> [What the task requires]
Gather every line from the entries below that includes "close".
━━━━━ Supplied records ━━━━━
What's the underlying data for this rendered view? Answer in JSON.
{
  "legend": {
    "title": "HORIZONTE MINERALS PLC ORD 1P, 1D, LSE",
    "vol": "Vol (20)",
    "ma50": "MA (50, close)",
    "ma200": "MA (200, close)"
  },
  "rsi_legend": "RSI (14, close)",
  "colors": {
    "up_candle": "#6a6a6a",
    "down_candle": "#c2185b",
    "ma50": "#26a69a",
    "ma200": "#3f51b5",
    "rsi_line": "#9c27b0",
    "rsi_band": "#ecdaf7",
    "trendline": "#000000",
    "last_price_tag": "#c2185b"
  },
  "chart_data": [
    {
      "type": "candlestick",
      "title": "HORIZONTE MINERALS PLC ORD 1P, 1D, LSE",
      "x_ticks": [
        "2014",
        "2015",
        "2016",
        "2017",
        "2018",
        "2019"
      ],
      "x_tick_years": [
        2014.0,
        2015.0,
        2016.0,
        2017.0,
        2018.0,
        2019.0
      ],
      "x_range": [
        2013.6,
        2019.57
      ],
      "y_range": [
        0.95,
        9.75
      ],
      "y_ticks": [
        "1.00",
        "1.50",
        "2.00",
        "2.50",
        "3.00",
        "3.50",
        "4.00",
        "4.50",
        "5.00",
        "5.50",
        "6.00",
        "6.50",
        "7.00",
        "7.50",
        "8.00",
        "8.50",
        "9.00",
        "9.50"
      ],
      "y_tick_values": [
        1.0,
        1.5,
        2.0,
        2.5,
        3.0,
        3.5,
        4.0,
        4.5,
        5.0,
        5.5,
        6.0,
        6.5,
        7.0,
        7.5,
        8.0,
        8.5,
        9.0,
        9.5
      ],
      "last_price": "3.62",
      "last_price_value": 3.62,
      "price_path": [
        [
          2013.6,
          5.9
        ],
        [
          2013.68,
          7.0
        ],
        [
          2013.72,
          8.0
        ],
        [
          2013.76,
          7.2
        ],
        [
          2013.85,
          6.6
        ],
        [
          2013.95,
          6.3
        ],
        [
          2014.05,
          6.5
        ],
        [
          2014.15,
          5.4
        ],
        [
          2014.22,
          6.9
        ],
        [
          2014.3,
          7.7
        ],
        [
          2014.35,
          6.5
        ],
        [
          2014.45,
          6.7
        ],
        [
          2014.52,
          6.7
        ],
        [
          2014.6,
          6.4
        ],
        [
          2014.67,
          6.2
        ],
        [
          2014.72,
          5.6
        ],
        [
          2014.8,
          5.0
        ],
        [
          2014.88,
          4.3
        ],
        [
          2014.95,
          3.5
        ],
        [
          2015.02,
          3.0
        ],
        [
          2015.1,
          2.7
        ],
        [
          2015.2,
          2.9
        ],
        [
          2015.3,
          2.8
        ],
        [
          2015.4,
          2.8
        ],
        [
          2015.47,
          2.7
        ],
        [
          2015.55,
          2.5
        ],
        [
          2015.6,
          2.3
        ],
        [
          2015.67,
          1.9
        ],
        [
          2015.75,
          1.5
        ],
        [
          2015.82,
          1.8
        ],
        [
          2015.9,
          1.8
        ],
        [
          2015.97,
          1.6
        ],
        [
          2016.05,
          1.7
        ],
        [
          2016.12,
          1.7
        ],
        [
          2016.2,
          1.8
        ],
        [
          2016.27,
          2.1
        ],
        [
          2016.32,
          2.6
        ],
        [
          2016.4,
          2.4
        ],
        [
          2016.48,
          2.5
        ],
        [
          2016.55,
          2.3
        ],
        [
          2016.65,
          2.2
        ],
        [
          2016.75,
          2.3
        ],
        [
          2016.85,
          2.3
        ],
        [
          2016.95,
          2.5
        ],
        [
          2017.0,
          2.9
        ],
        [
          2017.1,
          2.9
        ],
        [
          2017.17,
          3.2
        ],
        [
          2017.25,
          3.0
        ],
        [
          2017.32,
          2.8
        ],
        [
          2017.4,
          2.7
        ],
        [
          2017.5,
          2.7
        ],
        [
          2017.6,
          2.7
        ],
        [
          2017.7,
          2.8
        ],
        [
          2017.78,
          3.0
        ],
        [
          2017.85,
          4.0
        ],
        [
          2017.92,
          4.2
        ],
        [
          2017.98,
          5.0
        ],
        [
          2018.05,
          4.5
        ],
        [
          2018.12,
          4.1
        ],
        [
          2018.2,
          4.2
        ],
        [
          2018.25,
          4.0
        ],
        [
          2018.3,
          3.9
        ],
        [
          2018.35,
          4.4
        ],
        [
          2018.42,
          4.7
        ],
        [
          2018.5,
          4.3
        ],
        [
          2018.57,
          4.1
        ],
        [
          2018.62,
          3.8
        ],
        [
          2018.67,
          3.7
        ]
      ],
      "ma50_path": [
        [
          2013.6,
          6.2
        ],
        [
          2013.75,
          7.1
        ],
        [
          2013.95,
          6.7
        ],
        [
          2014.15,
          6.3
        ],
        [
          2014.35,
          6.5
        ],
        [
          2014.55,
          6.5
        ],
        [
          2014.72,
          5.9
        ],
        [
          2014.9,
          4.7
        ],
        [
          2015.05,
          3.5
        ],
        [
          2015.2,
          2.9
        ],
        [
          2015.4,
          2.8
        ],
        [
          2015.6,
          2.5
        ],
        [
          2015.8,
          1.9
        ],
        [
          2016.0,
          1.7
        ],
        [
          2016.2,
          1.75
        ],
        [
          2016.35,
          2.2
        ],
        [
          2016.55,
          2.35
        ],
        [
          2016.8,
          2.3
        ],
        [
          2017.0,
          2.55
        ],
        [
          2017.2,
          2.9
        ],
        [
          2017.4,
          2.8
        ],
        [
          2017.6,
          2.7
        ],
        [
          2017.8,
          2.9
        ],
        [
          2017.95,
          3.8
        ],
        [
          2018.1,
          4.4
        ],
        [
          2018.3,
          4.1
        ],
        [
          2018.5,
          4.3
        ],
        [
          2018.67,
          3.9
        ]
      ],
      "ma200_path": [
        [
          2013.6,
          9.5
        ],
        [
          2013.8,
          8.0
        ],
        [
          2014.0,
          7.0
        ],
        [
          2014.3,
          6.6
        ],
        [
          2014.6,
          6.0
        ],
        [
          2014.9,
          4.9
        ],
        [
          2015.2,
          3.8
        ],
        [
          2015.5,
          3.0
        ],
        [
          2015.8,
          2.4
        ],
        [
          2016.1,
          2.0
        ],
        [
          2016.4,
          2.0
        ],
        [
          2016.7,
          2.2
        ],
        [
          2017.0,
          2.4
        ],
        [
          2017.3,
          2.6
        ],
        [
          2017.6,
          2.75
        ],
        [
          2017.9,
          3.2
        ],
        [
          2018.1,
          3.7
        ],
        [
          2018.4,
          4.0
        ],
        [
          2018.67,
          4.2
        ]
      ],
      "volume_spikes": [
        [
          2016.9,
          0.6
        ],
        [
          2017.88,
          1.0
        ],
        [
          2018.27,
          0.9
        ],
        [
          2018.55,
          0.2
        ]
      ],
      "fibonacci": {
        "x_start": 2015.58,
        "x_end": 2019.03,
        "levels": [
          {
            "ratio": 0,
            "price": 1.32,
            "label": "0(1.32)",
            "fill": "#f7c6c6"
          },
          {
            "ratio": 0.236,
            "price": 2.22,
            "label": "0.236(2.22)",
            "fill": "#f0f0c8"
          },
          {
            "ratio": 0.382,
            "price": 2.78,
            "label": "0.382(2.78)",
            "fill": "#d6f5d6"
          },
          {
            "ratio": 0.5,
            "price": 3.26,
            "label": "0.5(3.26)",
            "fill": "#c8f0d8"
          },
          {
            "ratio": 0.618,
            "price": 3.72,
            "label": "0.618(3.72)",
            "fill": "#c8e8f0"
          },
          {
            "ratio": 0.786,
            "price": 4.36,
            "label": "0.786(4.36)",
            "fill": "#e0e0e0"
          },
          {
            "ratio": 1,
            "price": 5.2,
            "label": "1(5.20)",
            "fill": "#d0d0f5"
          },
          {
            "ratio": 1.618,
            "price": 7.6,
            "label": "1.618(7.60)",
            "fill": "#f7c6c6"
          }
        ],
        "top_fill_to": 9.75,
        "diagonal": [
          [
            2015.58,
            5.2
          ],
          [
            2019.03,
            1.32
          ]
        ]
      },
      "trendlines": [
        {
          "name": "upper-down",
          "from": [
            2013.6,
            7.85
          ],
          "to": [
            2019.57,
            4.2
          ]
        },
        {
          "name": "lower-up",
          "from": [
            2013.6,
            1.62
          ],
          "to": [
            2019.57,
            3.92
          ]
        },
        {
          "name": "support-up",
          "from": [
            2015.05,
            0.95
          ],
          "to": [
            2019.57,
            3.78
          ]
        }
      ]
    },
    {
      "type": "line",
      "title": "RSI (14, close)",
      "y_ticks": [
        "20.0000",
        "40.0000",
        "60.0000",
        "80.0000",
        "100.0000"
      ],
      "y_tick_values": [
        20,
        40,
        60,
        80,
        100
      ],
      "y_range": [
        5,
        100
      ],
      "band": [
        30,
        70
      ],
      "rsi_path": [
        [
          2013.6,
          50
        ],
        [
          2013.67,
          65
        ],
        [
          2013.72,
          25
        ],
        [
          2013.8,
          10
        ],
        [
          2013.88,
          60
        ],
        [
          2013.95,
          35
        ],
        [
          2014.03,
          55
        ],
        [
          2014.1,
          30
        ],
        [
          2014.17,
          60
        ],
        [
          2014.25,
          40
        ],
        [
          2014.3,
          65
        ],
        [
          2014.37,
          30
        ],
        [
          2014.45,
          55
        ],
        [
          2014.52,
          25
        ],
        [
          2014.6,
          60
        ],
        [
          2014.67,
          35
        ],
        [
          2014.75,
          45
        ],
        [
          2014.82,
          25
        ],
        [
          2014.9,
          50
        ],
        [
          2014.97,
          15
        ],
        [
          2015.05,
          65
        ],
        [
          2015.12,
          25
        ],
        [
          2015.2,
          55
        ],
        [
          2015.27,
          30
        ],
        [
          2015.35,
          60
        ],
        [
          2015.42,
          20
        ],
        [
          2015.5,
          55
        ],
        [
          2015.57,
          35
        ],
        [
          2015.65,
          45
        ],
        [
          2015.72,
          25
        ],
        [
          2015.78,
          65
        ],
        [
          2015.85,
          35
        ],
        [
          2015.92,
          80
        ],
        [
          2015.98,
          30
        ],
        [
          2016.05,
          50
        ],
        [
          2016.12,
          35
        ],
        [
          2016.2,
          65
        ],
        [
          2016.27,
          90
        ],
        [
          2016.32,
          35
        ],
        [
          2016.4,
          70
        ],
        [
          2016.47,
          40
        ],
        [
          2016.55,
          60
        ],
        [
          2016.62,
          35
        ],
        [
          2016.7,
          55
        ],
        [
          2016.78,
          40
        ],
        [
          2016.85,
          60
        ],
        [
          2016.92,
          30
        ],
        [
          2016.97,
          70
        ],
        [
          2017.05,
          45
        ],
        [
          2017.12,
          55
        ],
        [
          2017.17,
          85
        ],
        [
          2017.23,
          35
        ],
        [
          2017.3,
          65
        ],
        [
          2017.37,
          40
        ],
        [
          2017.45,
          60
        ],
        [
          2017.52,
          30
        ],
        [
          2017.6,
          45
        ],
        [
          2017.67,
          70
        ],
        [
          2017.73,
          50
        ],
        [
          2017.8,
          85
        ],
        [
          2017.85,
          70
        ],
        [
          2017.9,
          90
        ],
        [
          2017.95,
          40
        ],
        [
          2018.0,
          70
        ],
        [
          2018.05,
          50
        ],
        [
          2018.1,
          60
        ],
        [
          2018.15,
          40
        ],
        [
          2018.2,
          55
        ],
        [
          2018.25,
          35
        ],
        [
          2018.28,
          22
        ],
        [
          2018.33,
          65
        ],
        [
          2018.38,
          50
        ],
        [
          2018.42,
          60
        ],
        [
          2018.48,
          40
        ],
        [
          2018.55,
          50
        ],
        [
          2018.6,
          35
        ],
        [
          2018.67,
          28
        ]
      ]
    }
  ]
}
━━━━━
> [Exercise solution]
    "ma50": "MA (50, close)",
    "ma200": "MA (200, close)"
  "rsi_legend": "RSI (14, close)",
      "title": "RSI (14, close)",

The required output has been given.